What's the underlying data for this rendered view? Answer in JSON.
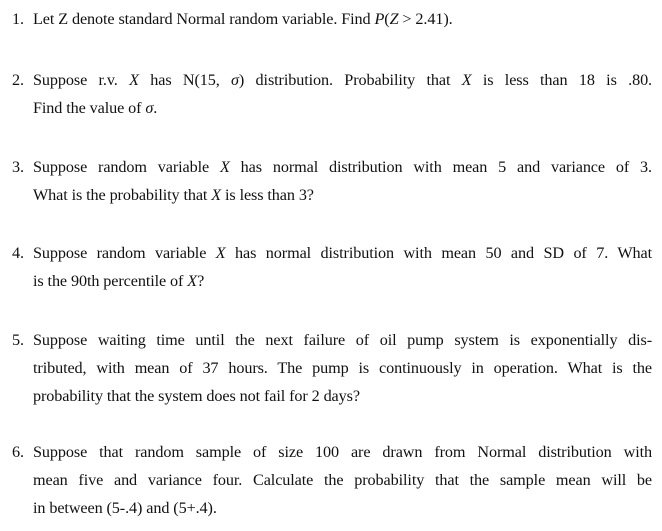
{
  "document": {
    "problems": [
      {
        "number": "1.",
        "lines": [
          [
            "Let Z denote standard Normal random variable. Find ",
            {
              "math": "P"
            },
            "(",
            {
              "math": "Z"
            },
            " > 2.41)."
          ]
        ],
        "text": "Let Z denote standard Normal random variable. Find P(Z > 2.41)."
      },
      {
        "number": "2.",
        "text": "Suppose r.v. X has N(15, σ) distribution. Probability that X is less than 18 is .80. Find the value of σ.",
        "line1": {
          "a": "Suppose r.v. ",
          "b": "X",
          "c": " has N(15, ",
          "d": "σ",
          "e": ") distribution. Probability that ",
          "f": "X",
          "g": " is less than 18 is .80."
        },
        "line2": {
          "a": "Find the value of ",
          "b": "σ",
          "c": "."
        }
      },
      {
        "number": "3.",
        "text": "Suppose random variable X has normal distribution with mean 5 and variance of 3. What is the probability that X is less than 3?",
        "line1": {
          "a": "Suppose random variable ",
          "b": "X",
          "c": " has normal distribution with mean 5 and variance of 3."
        },
        "line2": {
          "a": "What is the probability that ",
          "b": "X",
          "c": " is less than 3?"
        }
      },
      {
        "number": "4.",
        "text": "Suppose random variable X has normal distribution with mean 50 and SD of 7. What is the 90th percentile of X?",
        "line1": {
          "a": "Suppose random variable ",
          "b": "X",
          "c": " has normal distribution with mean 50 and SD of 7. What"
        },
        "line2": {
          "a": "is the 90th percentile of ",
          "b": "X",
          "c": "?"
        }
      },
      {
        "number": "5.",
        "text": "Suppose waiting time until the next failure of oil pump system is exponentially distributed, with mean of 37 hours. The pump is continuously in operation. What is the probability that the system does not fail for 2 days?",
        "line1": "Suppose waiting time until the next failure of oil pump system is exponentially dis-",
        "line2": "tributed, with mean of 37 hours. The pump is continuously in operation. What is the",
        "line3": "probability that the system does not fail for 2 days?"
      },
      {
        "number": "6.",
        "text": "Suppose that random sample of size 100 are drawn from Normal distribution with mean five and variance four. Calculate the probability that the sample mean will be in between (5-.4) and (5+.4).",
        "line1": "Suppose that random sample of size 100 are drawn from Normal distribution with",
        "line2": "mean five and variance four. Calculate the probability that the sample mean will be",
        "line3": "in between (5-.4) and (5+.4)."
      }
    ],
    "p1": {
      "a": "Let Z denote standard Normal random variable. Find ",
      "b": "P",
      "c": "(",
      "d": "Z",
      "e": " > 2.41)."
    }
  }
}
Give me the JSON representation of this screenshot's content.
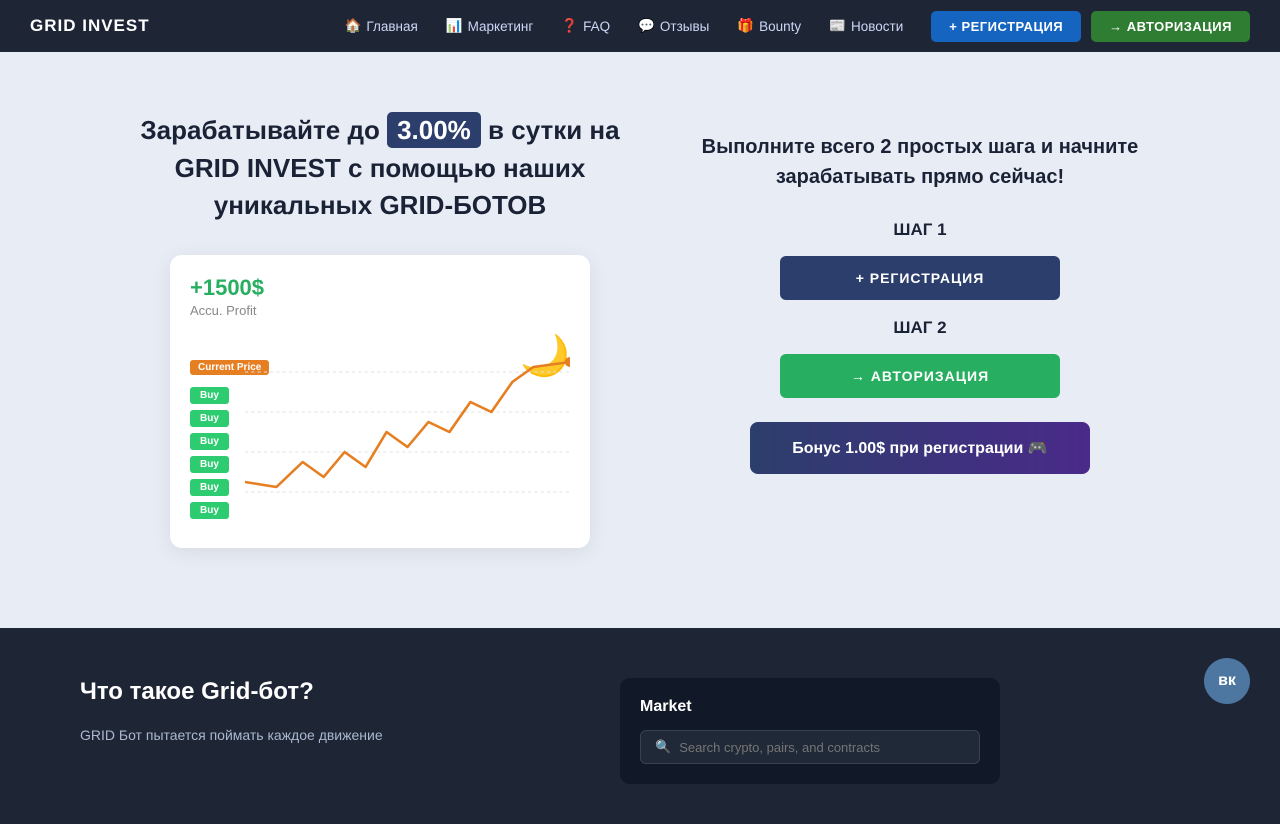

━━━━

THE REQUEST - Find how many lines in the material hold the word "days" and state that number alone.

REPLY TO THE EXERCISE - 2